Find each line containing the string "driver". Copy it.

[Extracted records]
>>

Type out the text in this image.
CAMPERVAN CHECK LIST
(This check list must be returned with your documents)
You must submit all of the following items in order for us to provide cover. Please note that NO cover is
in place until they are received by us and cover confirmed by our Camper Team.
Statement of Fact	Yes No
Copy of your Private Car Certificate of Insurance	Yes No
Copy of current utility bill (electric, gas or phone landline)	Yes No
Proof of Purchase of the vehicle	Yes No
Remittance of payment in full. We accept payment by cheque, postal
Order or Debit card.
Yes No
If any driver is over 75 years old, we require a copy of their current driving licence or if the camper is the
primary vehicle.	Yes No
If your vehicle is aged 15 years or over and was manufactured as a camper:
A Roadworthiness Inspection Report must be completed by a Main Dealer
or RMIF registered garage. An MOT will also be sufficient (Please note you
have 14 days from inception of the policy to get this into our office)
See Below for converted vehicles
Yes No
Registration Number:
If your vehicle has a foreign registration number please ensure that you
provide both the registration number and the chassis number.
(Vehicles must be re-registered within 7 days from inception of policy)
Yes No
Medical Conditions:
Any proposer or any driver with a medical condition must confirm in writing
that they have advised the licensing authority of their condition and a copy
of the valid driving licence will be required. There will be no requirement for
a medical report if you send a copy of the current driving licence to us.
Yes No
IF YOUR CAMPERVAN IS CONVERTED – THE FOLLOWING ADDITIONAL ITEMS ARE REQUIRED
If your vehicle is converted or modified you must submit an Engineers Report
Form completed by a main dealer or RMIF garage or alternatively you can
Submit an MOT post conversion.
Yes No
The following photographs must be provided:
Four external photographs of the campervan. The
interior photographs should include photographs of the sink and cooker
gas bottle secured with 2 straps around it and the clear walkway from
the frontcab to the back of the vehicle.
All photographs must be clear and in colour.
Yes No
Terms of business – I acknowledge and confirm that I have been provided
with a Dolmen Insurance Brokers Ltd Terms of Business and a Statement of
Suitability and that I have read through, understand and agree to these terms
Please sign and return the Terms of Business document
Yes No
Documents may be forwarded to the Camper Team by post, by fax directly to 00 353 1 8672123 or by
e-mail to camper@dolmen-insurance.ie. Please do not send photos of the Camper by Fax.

<<

Worked solution →
If any driver is over 75 years old, we require a copy of their current driving licence or if the camper is the
Any proposer or any driver with a medical condition must confirm in writing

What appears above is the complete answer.